--- begin Listing ---

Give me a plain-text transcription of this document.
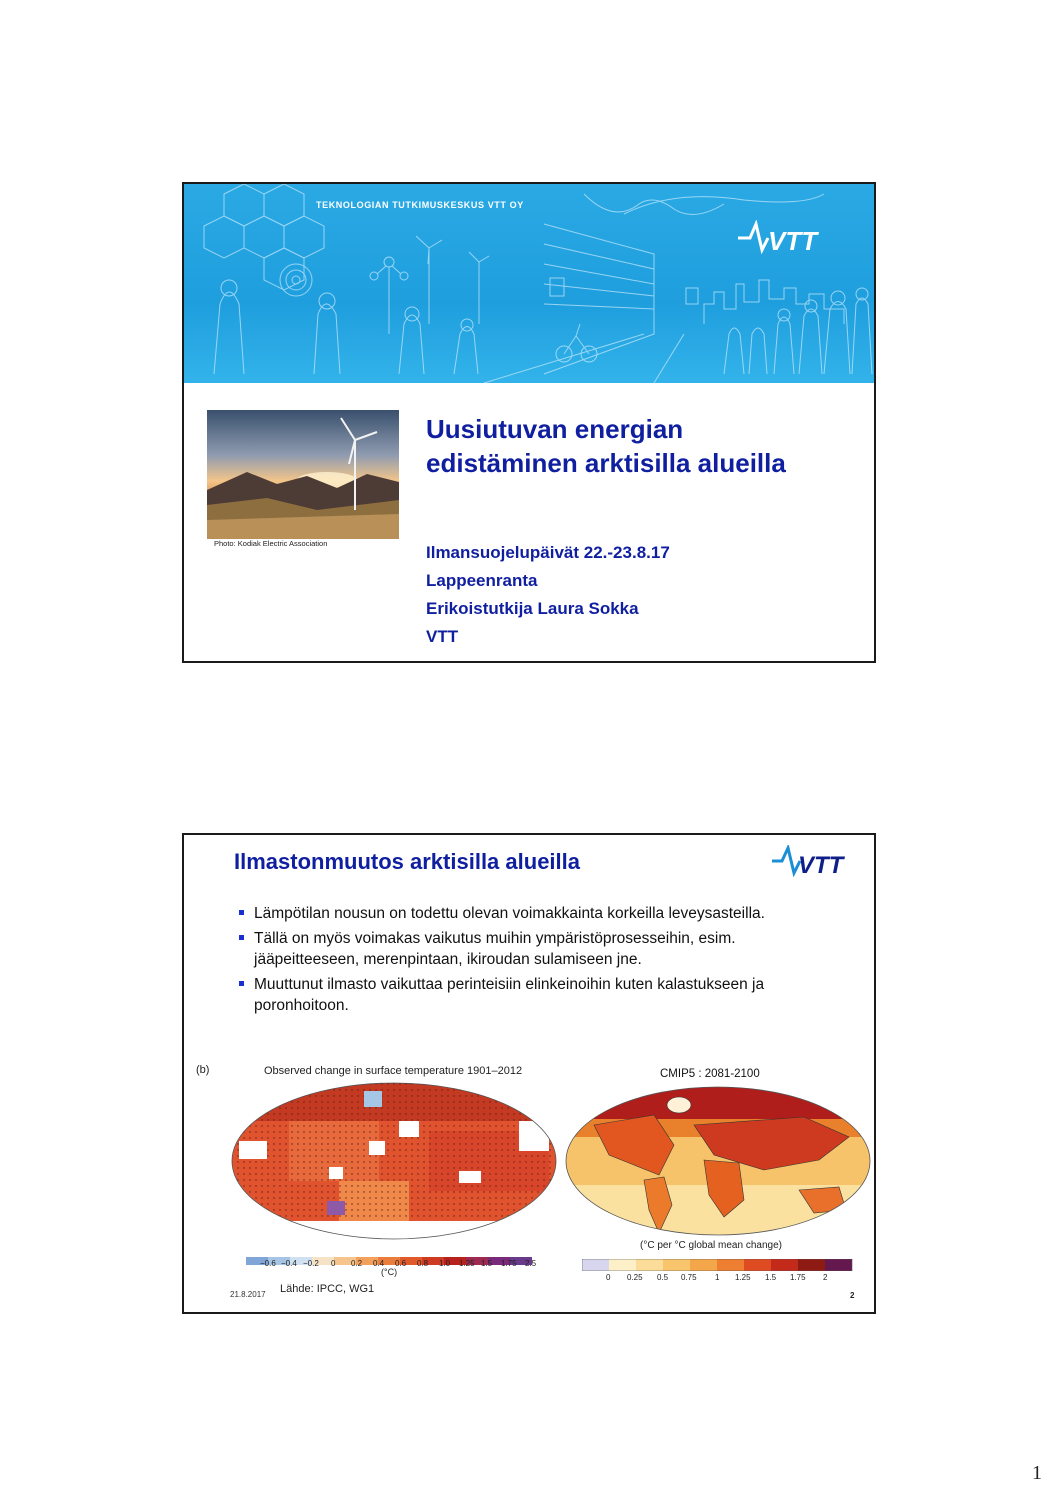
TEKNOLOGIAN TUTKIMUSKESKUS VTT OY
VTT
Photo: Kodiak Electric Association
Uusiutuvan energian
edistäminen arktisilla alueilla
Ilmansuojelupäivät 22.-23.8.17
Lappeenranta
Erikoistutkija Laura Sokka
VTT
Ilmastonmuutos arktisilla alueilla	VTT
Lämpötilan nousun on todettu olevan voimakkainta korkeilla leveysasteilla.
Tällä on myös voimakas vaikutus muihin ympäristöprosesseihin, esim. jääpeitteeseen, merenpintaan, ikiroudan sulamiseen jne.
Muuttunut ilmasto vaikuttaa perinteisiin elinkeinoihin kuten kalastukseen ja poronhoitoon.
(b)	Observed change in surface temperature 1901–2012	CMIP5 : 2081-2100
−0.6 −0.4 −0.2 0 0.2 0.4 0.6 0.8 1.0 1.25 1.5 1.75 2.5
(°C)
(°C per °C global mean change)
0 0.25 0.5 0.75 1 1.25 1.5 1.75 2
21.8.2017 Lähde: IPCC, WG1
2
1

--- end Listing ---
--- begin Listing ---

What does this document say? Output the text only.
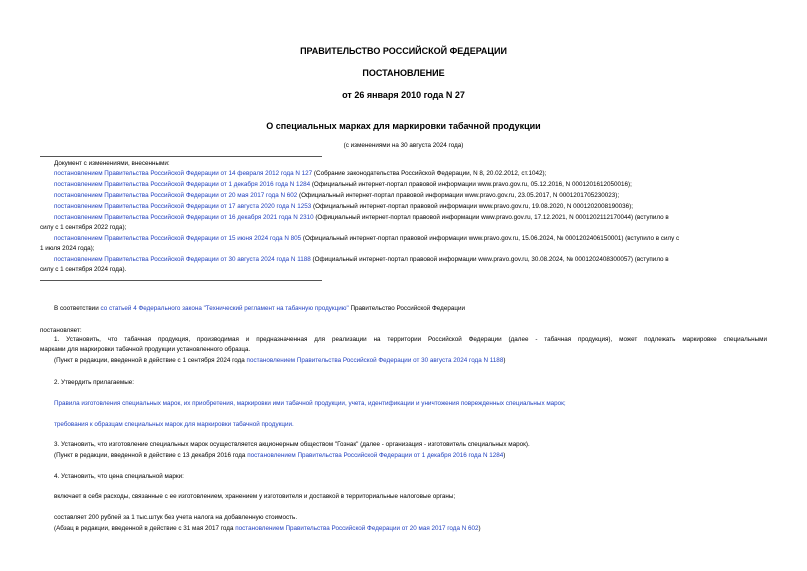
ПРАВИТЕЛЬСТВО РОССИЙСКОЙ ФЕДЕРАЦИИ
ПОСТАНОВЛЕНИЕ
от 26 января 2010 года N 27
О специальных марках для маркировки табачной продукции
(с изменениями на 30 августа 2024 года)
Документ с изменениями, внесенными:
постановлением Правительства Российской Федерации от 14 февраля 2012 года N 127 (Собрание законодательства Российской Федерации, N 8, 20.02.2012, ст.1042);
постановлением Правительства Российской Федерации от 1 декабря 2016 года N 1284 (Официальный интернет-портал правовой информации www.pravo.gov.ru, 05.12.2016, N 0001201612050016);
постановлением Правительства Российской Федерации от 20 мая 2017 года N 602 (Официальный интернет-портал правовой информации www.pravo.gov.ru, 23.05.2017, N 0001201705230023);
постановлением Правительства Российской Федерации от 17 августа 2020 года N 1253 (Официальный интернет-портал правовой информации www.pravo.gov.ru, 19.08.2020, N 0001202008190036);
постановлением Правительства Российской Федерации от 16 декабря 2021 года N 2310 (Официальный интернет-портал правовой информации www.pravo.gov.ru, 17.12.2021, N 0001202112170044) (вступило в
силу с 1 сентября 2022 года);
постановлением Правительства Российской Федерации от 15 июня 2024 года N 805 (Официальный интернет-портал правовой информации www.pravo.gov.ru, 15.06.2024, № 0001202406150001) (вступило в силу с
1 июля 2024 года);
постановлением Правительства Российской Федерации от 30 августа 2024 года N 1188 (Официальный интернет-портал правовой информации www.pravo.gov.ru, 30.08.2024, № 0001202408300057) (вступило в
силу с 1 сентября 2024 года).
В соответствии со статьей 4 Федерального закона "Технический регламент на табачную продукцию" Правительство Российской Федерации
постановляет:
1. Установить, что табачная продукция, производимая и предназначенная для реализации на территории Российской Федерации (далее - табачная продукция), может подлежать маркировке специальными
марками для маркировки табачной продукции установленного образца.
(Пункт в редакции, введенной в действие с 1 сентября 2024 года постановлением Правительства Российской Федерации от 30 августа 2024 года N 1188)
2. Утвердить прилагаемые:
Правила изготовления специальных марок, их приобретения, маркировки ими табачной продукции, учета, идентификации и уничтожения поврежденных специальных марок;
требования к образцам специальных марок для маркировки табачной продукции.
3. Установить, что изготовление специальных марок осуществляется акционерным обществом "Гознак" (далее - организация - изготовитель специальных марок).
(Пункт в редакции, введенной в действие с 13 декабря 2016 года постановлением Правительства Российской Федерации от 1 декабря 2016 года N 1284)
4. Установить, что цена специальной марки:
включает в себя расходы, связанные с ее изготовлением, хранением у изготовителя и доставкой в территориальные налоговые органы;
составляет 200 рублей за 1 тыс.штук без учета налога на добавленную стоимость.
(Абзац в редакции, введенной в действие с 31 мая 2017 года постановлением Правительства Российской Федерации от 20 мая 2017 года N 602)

--- end Listing ---
--- begin Listing ---

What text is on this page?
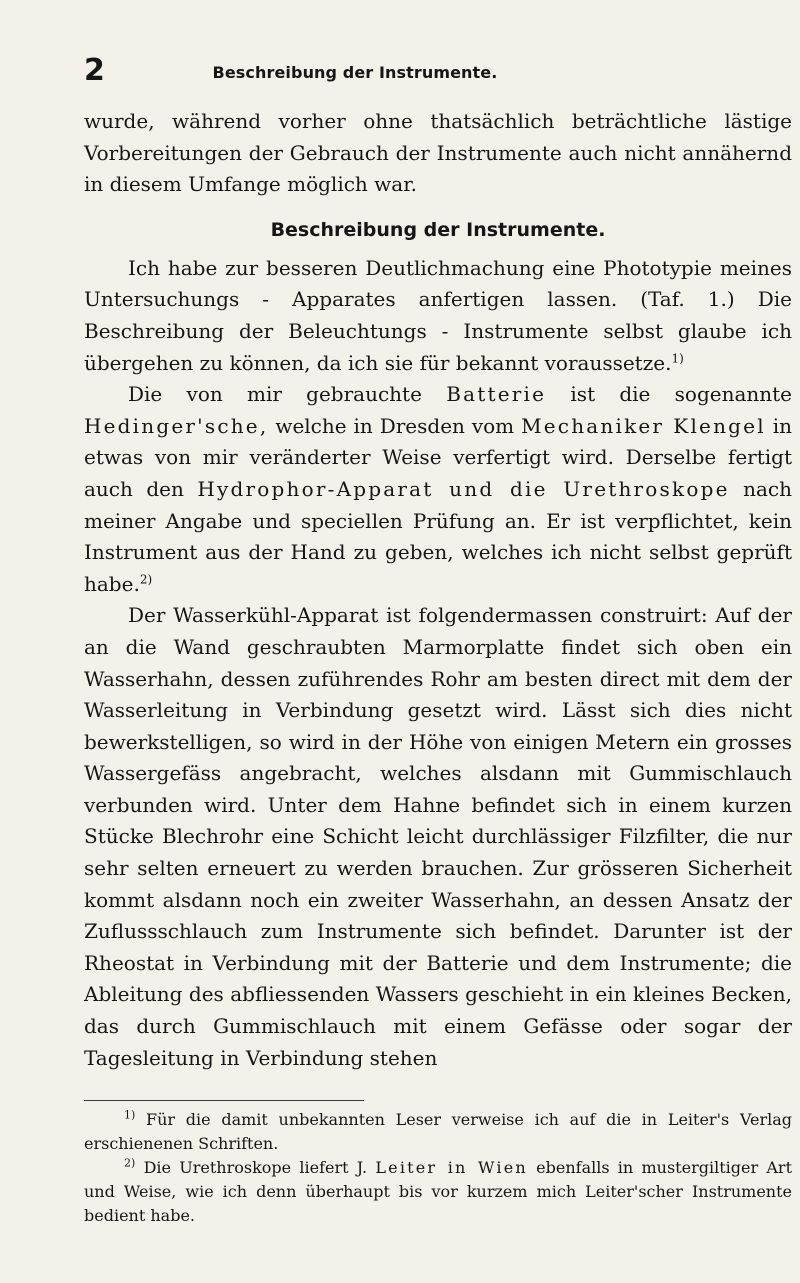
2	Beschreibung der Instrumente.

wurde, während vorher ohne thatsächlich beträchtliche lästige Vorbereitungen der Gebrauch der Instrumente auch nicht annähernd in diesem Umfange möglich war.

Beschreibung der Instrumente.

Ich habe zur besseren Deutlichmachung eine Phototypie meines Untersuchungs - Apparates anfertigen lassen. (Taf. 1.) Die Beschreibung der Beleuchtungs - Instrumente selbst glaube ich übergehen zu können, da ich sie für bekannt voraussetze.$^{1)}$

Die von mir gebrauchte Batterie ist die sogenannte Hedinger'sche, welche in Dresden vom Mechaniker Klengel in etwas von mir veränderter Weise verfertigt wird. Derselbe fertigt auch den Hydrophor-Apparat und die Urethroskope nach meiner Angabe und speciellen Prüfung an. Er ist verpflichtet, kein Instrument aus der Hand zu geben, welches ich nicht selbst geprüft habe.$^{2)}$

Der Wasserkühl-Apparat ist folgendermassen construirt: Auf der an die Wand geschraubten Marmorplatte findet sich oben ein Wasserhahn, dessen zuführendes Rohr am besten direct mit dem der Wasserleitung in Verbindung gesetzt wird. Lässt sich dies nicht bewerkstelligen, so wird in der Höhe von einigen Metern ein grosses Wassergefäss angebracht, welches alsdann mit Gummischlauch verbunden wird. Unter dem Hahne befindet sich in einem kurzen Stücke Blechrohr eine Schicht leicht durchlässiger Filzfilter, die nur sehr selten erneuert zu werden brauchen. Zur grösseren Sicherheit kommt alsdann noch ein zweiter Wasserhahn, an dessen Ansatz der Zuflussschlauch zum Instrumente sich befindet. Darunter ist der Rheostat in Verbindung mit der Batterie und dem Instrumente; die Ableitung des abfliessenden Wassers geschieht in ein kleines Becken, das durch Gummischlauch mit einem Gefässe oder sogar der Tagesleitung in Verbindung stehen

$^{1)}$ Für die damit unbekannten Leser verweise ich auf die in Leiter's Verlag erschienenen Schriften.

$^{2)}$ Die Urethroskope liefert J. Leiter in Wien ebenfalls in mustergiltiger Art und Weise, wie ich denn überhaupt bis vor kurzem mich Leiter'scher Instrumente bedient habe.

--- end Listing ---

| Requirement |
Read through the data and copy every line where "Правительства" shows up.

| Solution to the problem |
постановлением Правительства Российской Федерации от 14 февраля 2012 года N 127 (Собрание законодательства Российской Федерации, N 8, 20.02.2012, ст.1042);
постановлением Правительства Российской Федерации от 1 декабря 2016 года N 1284 (Официальный интернет-портал правовой информации www.pravo.gov.ru, 05.12.2016, N 0001201612050016);
постановлением Правительства Российской Федерации от 20 мая 2017 года N 602 (Официальный интернет-портал правовой информации www.pravo.gov.ru, 23.05.2017, N 0001201705230023);
постановлением Правительства Российской Федерации от 17 августа 2020 года N 1253 (Официальный интернет-портал правовой информации www.pravo.gov.ru, 19.08.2020, N 0001202008190036);
постановлением Правительства Российской Федерации от 16 декабря 2021 года N 2310 (Официальный интернет-портал правовой информации www.pravo.gov.ru, 17.12.2021, N 0001202112170044) (вступило в
постановлением Правительства Российской Федерации от 15 июня 2024 года N 805 (Официальный интернет-портал правовой информации www.pravo.gov.ru, 15.06.2024, № 0001202406150001) (вступило в силу с
постановлением Правительства Российской Федерации от 30 августа 2024 года N 1188 (Официальный интернет-портал правовой информации www.pravo.gov.ru, 30.08.2024, № 0001202408300057) (вступило в
(Пункт в редакции, введенной в действие с 1 сентября 2024 года постановлением Правительства Российской Федерации от 30 августа 2024 года N 1188)
(Пункт в редакции, введенной в действие с 13 декабря 2016 года постановлением Правительства Российской Федерации от 1 декабря 2016 года N 1284)
(Абзац в редакции, введенной в действие с 31 мая 2017 года постановлением Правительства Российской Федерации от 20 мая 2017 года N 602)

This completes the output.